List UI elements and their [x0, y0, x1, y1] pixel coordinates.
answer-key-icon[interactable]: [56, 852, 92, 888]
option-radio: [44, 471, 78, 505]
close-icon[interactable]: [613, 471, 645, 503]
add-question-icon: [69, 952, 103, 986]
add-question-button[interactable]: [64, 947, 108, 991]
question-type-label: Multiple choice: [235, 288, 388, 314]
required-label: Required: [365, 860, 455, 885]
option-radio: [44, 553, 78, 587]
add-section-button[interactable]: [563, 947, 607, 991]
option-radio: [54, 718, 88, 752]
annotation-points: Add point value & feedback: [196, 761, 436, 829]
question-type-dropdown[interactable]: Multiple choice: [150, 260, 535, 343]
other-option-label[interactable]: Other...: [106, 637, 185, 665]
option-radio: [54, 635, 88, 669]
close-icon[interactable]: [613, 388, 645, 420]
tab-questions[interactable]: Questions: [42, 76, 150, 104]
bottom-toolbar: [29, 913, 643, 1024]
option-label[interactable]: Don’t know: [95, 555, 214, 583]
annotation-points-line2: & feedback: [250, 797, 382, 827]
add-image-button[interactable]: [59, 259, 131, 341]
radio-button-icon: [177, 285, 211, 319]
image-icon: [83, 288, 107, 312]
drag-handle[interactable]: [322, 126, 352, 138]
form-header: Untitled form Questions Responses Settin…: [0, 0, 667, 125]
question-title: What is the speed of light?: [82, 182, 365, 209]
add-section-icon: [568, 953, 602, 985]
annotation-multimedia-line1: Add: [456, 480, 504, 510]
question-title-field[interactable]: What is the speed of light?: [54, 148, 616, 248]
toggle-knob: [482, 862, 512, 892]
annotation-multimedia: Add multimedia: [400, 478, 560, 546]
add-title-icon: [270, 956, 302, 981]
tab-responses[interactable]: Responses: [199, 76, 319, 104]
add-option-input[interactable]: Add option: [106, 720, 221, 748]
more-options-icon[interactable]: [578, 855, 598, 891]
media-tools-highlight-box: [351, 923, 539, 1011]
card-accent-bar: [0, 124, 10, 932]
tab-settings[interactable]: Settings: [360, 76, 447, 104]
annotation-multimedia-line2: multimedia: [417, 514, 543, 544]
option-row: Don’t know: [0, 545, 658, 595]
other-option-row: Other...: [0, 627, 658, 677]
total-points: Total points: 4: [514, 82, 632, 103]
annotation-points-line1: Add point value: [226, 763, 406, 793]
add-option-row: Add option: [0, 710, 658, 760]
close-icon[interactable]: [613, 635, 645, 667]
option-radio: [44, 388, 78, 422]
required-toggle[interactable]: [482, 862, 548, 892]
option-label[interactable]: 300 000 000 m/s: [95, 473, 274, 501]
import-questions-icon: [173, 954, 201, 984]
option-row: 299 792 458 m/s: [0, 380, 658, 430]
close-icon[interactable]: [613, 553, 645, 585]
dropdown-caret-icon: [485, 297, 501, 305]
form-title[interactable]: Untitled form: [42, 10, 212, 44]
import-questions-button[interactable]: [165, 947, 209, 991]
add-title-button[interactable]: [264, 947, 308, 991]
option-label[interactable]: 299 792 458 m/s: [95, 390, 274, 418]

# # # # #

● Challenge: Copy every one of the rows above word for word, line by line.

● Exercise solution:
List UI elements and their [x0, y0, x1, y1] pixel coordinates.
answer-key-icon[interactable]: [56, 852, 92, 888]
option-radio: [44, 471, 78, 505]
close-icon[interactable]: [613, 471, 645, 503]
add-question-icon: [69, 952, 103, 986]
add-question-button[interactable]: [64, 947, 108, 991]
question-type-label: Multiple choice: [235, 288, 388, 314]
required-label: Required: [365, 860, 455, 885]
option-radio: [44, 553, 78, 587]
add-section-button[interactable]: [563, 947, 607, 991]
option-radio: [54, 718, 88, 752]
annotation-points: Add point value & feedback: [196, 761, 436, 829]
question-type-dropdown[interactable]: Multiple choice: [150, 260, 535, 343]
other-option-label[interactable]: Other...: [106, 637, 185, 665]
option-radio: [54, 635, 88, 669]
close-icon[interactable]: [613, 388, 645, 420]
tab-questions[interactable]: Questions: [42, 76, 150, 104]
bottom-toolbar: [29, 913, 643, 1024]
option-label[interactable]: Don’t know: [95, 555, 214, 583]
annotation-points-line2: & feedback: [250, 797, 382, 827]
add-image-button[interactable]: [59, 259, 131, 341]
radio-button-icon: [177, 285, 211, 319]
image-icon: [83, 288, 107, 312]
drag-handle[interactable]: [322, 126, 352, 138]
form-header: Untitled form Questions Responses Settin…: [0, 0, 667, 125]
question-title: What is the speed of light?: [82, 182, 365, 209]
add-section-icon: [568, 953, 602, 985]
annotation-multimedia-line1: Add: [456, 480, 504, 510]
question-title-field[interactable]: What is the speed of light?: [54, 148, 616, 248]
toggle-knob: [482, 862, 512, 892]
annotation-multimedia: Add multimedia: [400, 478, 560, 546]
add-title-icon: [270, 956, 302, 981]
tab-responses[interactable]: Responses: [199, 76, 319, 104]
add-option-input[interactable]: Add option: [106, 720, 221, 748]
more-options-icon[interactable]: [578, 855, 598, 891]
media-tools-highlight-box: [351, 923, 539, 1011]
card-accent-bar: [0, 124, 10, 932]
tab-settings[interactable]: Settings: [360, 76, 447, 104]
annotation-multimedia-line2: multimedia: [417, 514, 543, 544]
option-row: Don’t know: [0, 545, 658, 595]
other-option-row: Other...: [0, 627, 658, 677]
total-points: Total points: 4: [514, 82, 632, 103]
annotation-points-line1: Add point value: [226, 763, 406, 793]
add-option-row: Add option: [0, 710, 658, 760]
close-icon[interactable]: [613, 635, 645, 667]
option-radio: [44, 388, 78, 422]
required-toggle[interactable]: [482, 862, 548, 892]
option-label[interactable]: 300 000 000 m/s: [95, 473, 274, 501]
import-questions-icon: [173, 954, 201, 984]
option-row: 299 792 458 m/s: [0, 380, 658, 430]
close-icon[interactable]: [613, 553, 645, 585]
dropdown-caret-icon: [485, 297, 501, 305]
form-title[interactable]: Untitled form: [42, 10, 212, 44]
import-questions-button[interactable]: [165, 947, 209, 991]
add-title-button[interactable]: [264, 947, 308, 991]
option-label[interactable]: 299 792 458 m/s: [95, 390, 274, 418]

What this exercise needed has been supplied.